→ What is required
Print the entries below in their entirety, exactly as they are written.

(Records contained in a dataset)
^^^^^^^^^^^^^^^^

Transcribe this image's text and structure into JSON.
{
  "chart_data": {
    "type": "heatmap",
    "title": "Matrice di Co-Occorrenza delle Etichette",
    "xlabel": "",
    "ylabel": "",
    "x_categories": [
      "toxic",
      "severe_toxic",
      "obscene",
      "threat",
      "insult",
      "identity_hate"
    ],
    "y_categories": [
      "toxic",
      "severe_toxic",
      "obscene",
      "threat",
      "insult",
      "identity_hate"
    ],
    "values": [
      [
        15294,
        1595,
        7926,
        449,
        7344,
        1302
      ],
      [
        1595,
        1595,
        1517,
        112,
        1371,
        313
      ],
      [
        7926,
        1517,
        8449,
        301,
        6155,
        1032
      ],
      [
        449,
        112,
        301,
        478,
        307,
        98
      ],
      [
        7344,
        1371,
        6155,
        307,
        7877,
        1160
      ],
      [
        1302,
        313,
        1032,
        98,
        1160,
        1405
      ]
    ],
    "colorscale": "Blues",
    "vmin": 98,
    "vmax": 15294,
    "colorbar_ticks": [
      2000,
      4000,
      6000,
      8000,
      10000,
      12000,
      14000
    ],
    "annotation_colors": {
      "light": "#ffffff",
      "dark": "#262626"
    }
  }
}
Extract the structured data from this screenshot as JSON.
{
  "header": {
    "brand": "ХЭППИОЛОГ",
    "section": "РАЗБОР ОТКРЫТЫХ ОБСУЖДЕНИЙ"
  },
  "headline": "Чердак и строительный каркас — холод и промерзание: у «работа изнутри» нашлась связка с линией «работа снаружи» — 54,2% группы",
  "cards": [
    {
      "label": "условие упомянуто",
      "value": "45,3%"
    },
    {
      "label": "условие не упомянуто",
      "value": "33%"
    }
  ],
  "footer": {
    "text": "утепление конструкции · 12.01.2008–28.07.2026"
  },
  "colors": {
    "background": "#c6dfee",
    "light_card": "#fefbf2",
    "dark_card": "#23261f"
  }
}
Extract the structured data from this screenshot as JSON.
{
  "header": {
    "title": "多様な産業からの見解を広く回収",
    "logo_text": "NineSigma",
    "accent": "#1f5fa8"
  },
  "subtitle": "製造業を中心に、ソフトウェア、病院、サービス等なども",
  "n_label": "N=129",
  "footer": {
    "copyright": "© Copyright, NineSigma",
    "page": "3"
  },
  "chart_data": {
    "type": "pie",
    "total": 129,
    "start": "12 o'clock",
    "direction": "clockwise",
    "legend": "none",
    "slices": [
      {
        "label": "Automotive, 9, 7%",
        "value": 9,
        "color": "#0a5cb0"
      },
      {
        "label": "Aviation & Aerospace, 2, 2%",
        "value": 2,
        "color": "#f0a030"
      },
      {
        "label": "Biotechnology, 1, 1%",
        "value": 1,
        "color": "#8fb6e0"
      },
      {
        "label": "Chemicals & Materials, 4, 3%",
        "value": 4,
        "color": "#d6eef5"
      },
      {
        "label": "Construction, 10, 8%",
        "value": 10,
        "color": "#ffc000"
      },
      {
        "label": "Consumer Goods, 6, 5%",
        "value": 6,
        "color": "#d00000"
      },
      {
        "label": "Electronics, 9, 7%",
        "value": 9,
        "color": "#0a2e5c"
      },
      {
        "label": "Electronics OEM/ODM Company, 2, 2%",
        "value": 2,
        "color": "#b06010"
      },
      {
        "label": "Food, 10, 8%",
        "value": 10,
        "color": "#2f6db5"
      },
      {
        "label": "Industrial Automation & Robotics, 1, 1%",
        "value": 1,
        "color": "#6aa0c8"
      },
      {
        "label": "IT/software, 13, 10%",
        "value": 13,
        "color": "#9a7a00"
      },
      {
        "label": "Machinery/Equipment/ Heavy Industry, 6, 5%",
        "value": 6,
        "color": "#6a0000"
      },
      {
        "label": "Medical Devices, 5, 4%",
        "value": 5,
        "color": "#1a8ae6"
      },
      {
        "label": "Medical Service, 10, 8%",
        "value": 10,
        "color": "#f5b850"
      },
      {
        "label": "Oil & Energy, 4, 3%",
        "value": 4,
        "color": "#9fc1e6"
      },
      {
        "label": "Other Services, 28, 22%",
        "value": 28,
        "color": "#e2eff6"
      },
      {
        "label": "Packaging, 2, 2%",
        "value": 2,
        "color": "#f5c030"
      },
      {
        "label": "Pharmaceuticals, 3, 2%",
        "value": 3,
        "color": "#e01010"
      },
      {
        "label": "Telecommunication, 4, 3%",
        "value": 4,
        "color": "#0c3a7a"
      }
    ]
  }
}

^^^^^^^^^^^^^^^^

→ Written answer
Transcribe this image's text and structure into JSON.
{
  "chart_data": {
    "type": "heatmap",
    "title": "Matrice di Co-Occorrenza delle Etichette",
    "xlabel": "",
    "ylabel": "",
    "x_categories": [
      "toxic",
      "severe_toxic",
      "obscene",
      "threat",
      "insult",
      "identity_hate"
    ],
    "y_categories": [
      "toxic",
      "severe_toxic",
      "obscene",
      "threat",
      "insult",
      "identity_hate"
    ],
    "values": [
      [
        15294,
        1595,
        7926,
        449,
        7344,
        1302
      ],
      [
        1595,
        1595,
        1517,
        112,
        1371,
        313
      ],
      [
        7926,
        1517,
        8449,
        301,
        6155,
        1032
      ],
      [
        449,
        112,
        301,
        478,
        307,
        98
      ],
      [
        7344,
        1371,
        6155,
        307,
        7877,
        1160
      ],
      [
        1302,
        313,
        1032,
        98,
        1160,
        1405
      ]
    ],
    "colorscale": "Blues",
    "vmin": 98,
    "vmax": 15294,
    "colorbar_ticks": [
      2000,
      4000,
      6000,
      8000,
      10000,
      12000,
      14000
    ],
    "annotation_colors": {
      "light": "#ffffff",
      "dark": "#262626"
    }
  }
}
Extract the structured data from this screenshot as JSON.
{
  "header": {
    "brand": "ХЭППИОЛОГ",
    "section": "РАЗБОР ОТКРЫТЫХ ОБСУЖДЕНИЙ"
  },
  "headline": "Чердак и строительный каркас — холод и промерзание: у «работа изнутри» нашлась связка с линией «работа снаружи» — 54,2% группы",
  "cards": [
    {
      "label": "условие упомянуто",
      "value": "45,3%"
    },
    {
      "label": "условие не упомянуто",
      "value": "33%"
    }
  ],
  "footer": {
    "text": "утепление конструкции · 12.01.2008–28.07.2026"
  },
  "colors": {
    "background": "#c6dfee",
    "light_card": "#fefbf2",
    "dark_card": "#23261f"
  }
}
Extract the structured data from this screenshot as JSON.
{
  "header": {
    "title": "多様な産業からの見解を広く回収",
    "logo_text": "NineSigma",
    "accent": "#1f5fa8"
  },
  "subtitle": "製造業を中心に、ソフトウェア、病院、サービス等なども",
  "n_label": "N=129",
  "footer": {
    "copyright": "© Copyright, NineSigma",
    "page": "3"
  },
  "chart_data": {
    "type": "pie",
    "total": 129,
    "start": "12 o'clock",
    "direction": "clockwise",
    "legend": "none",
    "slices": [
      {
        "label": "Automotive, 9, 7%",
        "value": 9,
        "color": "#0a5cb0"
      },
      {
        "label": "Aviation & Aerospace, 2, 2%",
        "value": 2,
        "color": "#f0a030"
      },
      {
        "label": "Biotechnology, 1, 1%",
        "value": 1,
        "color": "#8fb6e0"
      },
      {
        "label": "Chemicals & Materials, 4, 3%",
        "value": 4,
        "color": "#d6eef5"
      },
      {
        "label": "Construction, 10, 8%",
        "value": 10,
        "color": "#ffc000"
      },
      {
        "label": "Consumer Goods, 6, 5%",
        "value": 6,
        "color": "#d00000"
      },
      {
        "label": "Electronics, 9, 7%",
        "value": 9,
        "color": "#0a2e5c"
      },
      {
        "label": "Electronics OEM/ODM Company, 2, 2%",
        "value": 2,
        "color": "#b06010"
      },
      {
        "label": "Food, 10, 8%",
        "value": 10,
        "color": "#2f6db5"
      },
      {
        "label": "Industrial Automation & Robotics, 1, 1%",
        "value": 1,
        "color": "#6aa0c8"
      },
      {
        "label": "IT/software, 13, 10%",
        "value": 13,
        "color": "#9a7a00"
      },
      {
        "label": "Machinery/Equipment/ Heavy Industry, 6, 5%",
        "value": 6,
        "color": "#6a0000"
      },
      {
        "label": "Medical Devices, 5, 4%",
        "value": 5,
        "color": "#1a8ae6"
      },
      {
        "label": "Medical Service, 10, 8%",
        "value": 10,
        "color": "#f5b850"
      },
      {
        "label": "Oil & Energy, 4, 3%",
        "value": 4,
        "color": "#9fc1e6"
      },
      {
        "label": "Other Services, 28, 22%",
        "value": 28,
        "color": "#e2eff6"
      },
      {
        "label": "Packaging, 2, 2%",
        "value": 2,
        "color": "#f5c030"
      },
      {
        "label": "Pharmaceuticals, 3, 2%",
        "value": 3,
        "color": "#e01010"
      },
      {
        "label": "Telecommunication, 4, 3%",
        "value": 4,
        "color": "#0c3a7a"
      }
    ]
  }
}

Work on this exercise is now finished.